— START Data records —

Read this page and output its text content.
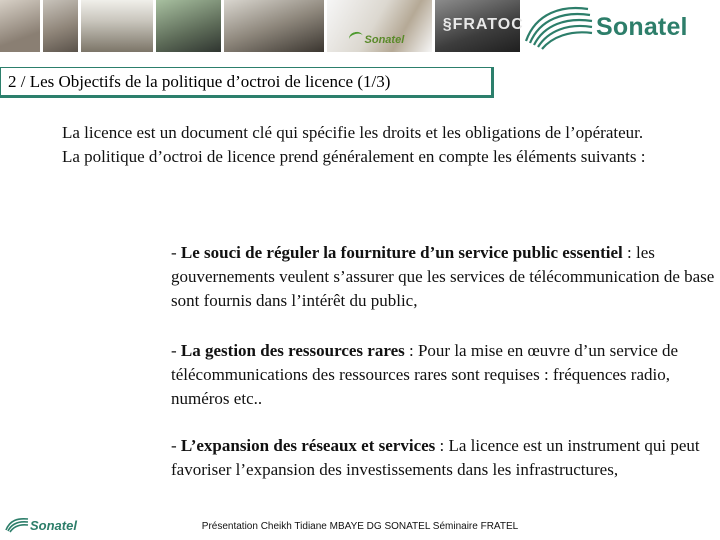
Sonatel
§FRATOC	Sonatel
2 / Les Objectifs de la politique d’octroi de licence (1/3)

La licence est un document clé qui spécifie les droits et les obligations de l’opérateur.

La politique d’octroi de licence prend généralement en compte les éléments suivants :

- Le souci de réguler la fourniture d’un service public essentiel : les gouvernements veulent s’assurer que les services de télécommunication de base sont fournis dans l’intérêt du public,
- La gestion des ressources rares : Pour la mise en œuvre d’un service de télécommunications des ressources rares sont requises : fréquences radio, numéros etc..
- L’expansion des réseaux et services : La licence est un instrument qui peut favoriser l’expansion des investissements dans les infrastructures,
Sonatel	Présentation Cheikh Tidiane MBAYE DG SONATEL Séminaire FRATEL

— END Data records —

* _Exercise_: Every line holding "dans" should be copied out.

* _Written reply_:
- Le souci de réguler la fourniture d’un service public essentiel : les gouvernements veulent s’assurer que les services de télécommunication de base sont fournis dans l’intérêt du public,
- L’expansion des réseaux et services : La licence est un instrument qui peut favoriser l’expansion des investissements dans les infrastructures,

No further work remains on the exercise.